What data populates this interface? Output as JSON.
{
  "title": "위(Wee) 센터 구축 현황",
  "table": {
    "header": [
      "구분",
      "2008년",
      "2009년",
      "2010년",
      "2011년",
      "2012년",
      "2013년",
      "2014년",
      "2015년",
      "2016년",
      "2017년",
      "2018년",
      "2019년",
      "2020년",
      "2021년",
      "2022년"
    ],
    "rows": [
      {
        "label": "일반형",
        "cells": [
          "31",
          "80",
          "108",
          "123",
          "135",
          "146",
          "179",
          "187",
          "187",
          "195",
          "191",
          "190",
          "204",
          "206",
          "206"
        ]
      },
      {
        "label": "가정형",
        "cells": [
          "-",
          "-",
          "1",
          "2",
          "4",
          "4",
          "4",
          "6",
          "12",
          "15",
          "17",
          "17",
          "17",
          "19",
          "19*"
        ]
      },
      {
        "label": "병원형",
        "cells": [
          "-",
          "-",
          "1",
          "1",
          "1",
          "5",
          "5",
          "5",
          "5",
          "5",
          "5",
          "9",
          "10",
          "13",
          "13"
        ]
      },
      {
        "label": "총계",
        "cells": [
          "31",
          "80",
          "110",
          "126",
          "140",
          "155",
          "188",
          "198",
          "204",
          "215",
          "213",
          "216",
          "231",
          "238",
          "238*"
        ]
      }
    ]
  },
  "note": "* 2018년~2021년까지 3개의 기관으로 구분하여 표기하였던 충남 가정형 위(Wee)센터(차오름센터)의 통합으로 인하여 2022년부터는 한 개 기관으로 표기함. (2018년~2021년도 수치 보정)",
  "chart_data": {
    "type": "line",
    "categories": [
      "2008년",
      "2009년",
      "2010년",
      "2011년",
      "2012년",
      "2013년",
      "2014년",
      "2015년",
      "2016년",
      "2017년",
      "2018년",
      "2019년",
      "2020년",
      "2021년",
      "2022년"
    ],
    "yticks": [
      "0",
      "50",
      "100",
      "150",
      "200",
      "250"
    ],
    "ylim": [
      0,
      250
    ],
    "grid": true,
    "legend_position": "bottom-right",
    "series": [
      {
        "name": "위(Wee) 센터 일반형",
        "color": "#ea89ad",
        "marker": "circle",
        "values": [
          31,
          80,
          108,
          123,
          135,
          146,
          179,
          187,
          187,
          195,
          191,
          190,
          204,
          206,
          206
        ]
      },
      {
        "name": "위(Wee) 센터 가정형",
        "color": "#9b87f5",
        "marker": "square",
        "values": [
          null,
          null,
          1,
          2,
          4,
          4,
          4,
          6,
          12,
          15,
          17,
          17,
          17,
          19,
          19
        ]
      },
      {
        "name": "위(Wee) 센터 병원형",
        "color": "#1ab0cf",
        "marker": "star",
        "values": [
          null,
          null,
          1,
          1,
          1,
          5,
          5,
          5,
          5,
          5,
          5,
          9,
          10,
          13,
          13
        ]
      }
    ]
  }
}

=======

● **Instructions to follow**
Gather all lines from the listing above in which "marker" occurs.

● **Output for this exercise**
        "marker": "circle",
        "marker": "square",
        "marker": "star",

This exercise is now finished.